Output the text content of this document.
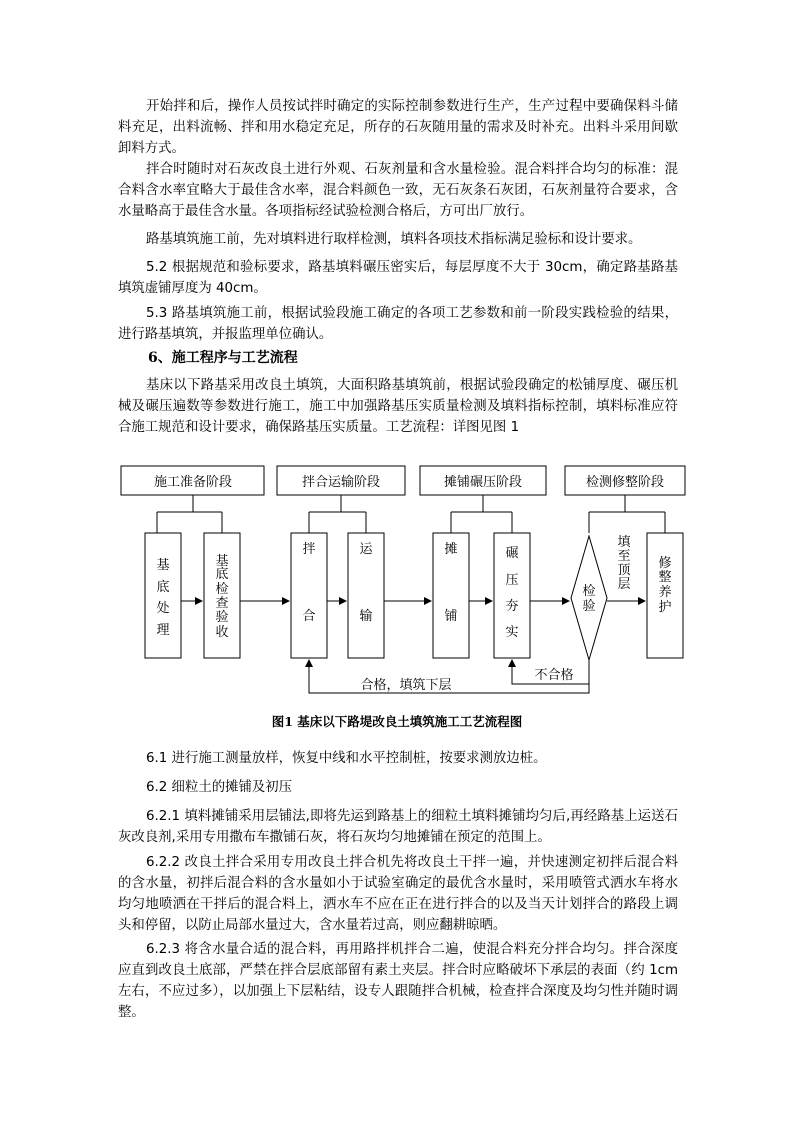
开始拌和后，操作人员按试拌时确定的实际控制参数进行生产，生产过程中要确保料斗储料充足，出料流畅、拌和用水稳定充足，所存的石灰随用量的需求及时补充。出料斗采用间歇卸料方式。

拌合时随时对石灰改良土进行外观、石灰剂量和含水量检验。混合料拌合均匀的标准：混合料含水率宜略大于最佳含水率，混合料颜色一致，无石灰条石灰团，石灰剂量符合要求，含水量略高于最佳含水量。各项指标经试验检测合格后，方可出厂放行。

路基填筑施工前，先对填料进行取样检测，填料各项技术指标满足验标和设计要求。

5.2 根据规范和验标要求，路基填料碾压密实后，每层厚度不大于 30cm，确定路基路基填筑虚铺厚度为 40cm。

5.3 路基填筑施工前，根据试验段施工确定的各项工艺参数和前一阶段实践检验的结果，进行路基填筑，并报监理单位确认。

6、施工程序与工艺流程

基床以下路基采用改良土填筑，大面积路基填筑前，根据试验段确定的松铺厚度、碾压机械及碾压遍数等参数进行施工，施工中加强路基压实质量检测及填料指标控制，填料标准应符合施工规范和设计要求，确保路基压实质量。工艺流程：详图见图 1

施工准备阶段	拌合运输阶段	摊铺碾压阶段	检测修整阶段
基
底
处
理
基
底
检
查
验
收
拌
合
运
输
摊
铺
碾
压
夯
实
检
验
修
整
养
护
填
至
顶
层
不合格
合格，填筑下层

图1 基床以下路堤改良土填筑施工工艺流程图

6.1 进行施工测量放样，恢复中线和水平控制桩，按要求测放边桩。

6.2 细粒土的摊铺及初压

6.2.1 填料摊铺采用层铺法,即将先运到路基上的细粒土填料摊铺均匀后,再经路基上运送石灰改良剂,采用专用撒布车撒铺石灰，将石灰均匀地摊铺在预定的范围上。

6.2.2 改良土拌合采用专用改良土拌合机先将改良土干拌一遍，并快速测定初拌后混合料的含水量，初拌后混合料的含水量如小于试验室确定的最优含水量时，采用喷管式洒水车将水均匀地喷洒在干拌后的混合料上，洒水车不应在正在进行拌合的以及当天计划拌合的路段上调头和停留，以防止局部水量过大，含水量若过高，则应翻耕晾晒。

6.2.3 将含水量合适的混合料，再用路拌机拌合二遍，使混合料充分拌合均匀。拌合深度应直到改良土底部，严禁在拌合层底部留有素土夹层。拌合时应略破坏下承层的表面（约 1cm 左右，不应过多），以加强上下层粘结，设专人跟随拌合机械，检查拌合深度及均匀性并随时调整。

════

Exercise details:
Leave the pictures out, and transcribe each of the records exactly.

Result:
Output the text content of this document.
开始拌和后，操作人员按试拌时确定的实际控制参数进行生产，生产过程中要确保料斗储料充足，出料流畅、拌和用水稳定充足，所存的石灰随用量的需求及时补充。出料斗采用间歇卸料方式。

拌合时随时对石灰改良土进行外观、石灰剂量和含水量检验。混合料拌合均匀的标准：混合料含水率宜略大于最佳含水率，混合料颜色一致，无石灰条石灰团，石灰剂量符合要求，含水量略高于最佳含水量。各项指标经试验检测合格后，方可出厂放行。

路基填筑施工前，先对填料进行取样检测，填料各项技术指标满足验标和设计要求。

5.2 根据规范和验标要求，路基填料碾压密实后，每层厚度不大于 30cm，确定路基路基填筑虚铺厚度为 40cm。

5.3 路基填筑施工前，根据试验段施工确定的各项工艺参数和前一阶段实践检验的结果，进行路基填筑，并报监理单位确认。

6、施工程序与工艺流程

基床以下路基采用改良土填筑，大面积路基填筑前，根据试验段确定的松铺厚度、碾压机械及碾压遍数等参数进行施工，施工中加强路基压实质量检测及填料指标控制，填料标准应符合施工规范和设计要求，确保路基压实质量。工艺流程：详图见图 1

施工准备阶段	拌合运输阶段	摊铺碾压阶段	检测修整阶段
基
底
处
理
基
底
检
查
验
收
拌
合
运
输
摊
铺
碾
压
夯
实
检
验
修
整
养
护
填
至
顶
层
不合格
合格，填筑下层

图1 基床以下路堤改良土填筑施工工艺流程图

6.1 进行施工测量放样，恢复中线和水平控制桩，按要求测放边桩。

6.2 细粒土的摊铺及初压

6.2.1 填料摊铺采用层铺法,即将先运到路基上的细粒土填料摊铺均匀后,再经路基上运送石灰改良剂,采用专用撒布车撒铺石灰，将石灰均匀地摊铺在预定的范围上。

6.2.2 改良土拌合采用专用改良土拌合机先将改良土干拌一遍，并快速测定初拌后混合料的含水量，初拌后混合料的含水量如小于试验室确定的最优含水量时，采用喷管式洒水车将水均匀地喷洒在干拌后的混合料上，洒水车不应在正在进行拌合的以及当天计划拌合的路段上调头和停留，以防止局部水量过大，含水量若过高，则应翻耕晾晒。

6.2.3 将含水量合适的混合料，再用路拌机拌合二遍，使混合料充分拌合均匀。拌合深度应直到改良土底部，严禁在拌合层底部留有素土夹层。拌合时应略破坏下承层的表面（约 1cm 左右，不应过多），以加强上下层粘结，设专人跟随拌合机械，检查拌合深度及均匀性并随时调整。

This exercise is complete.